%%

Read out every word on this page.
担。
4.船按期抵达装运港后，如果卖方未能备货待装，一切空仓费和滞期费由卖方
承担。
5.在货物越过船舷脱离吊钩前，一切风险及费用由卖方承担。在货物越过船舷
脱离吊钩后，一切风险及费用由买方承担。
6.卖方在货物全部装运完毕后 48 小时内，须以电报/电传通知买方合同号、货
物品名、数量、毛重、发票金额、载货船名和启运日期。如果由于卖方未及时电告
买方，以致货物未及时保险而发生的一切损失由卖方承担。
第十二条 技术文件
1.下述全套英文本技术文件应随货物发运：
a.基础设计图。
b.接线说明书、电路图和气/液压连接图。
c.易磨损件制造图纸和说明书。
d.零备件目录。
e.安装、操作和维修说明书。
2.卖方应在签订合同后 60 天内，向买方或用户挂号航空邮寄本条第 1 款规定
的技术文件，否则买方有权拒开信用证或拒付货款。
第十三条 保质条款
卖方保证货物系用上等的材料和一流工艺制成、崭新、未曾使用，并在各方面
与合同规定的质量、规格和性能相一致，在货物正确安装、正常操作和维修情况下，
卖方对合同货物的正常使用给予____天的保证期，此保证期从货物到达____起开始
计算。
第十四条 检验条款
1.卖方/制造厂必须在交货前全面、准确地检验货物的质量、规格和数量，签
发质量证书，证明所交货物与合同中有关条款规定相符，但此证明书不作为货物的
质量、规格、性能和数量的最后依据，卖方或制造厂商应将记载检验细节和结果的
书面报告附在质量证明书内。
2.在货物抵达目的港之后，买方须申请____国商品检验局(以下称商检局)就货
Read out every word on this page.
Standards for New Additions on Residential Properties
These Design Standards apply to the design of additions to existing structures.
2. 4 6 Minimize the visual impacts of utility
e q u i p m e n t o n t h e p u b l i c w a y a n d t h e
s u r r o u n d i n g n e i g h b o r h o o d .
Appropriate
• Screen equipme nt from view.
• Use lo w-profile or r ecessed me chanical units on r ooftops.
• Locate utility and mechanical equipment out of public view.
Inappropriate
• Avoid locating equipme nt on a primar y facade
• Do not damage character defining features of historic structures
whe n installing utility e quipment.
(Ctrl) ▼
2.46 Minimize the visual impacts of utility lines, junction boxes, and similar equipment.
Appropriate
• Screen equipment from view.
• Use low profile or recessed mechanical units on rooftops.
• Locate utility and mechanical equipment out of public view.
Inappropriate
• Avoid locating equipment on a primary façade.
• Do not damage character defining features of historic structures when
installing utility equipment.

%%

**Directive:** Of the lines in the entries, how many include the word "features"? State only the number.

**Full response:** 2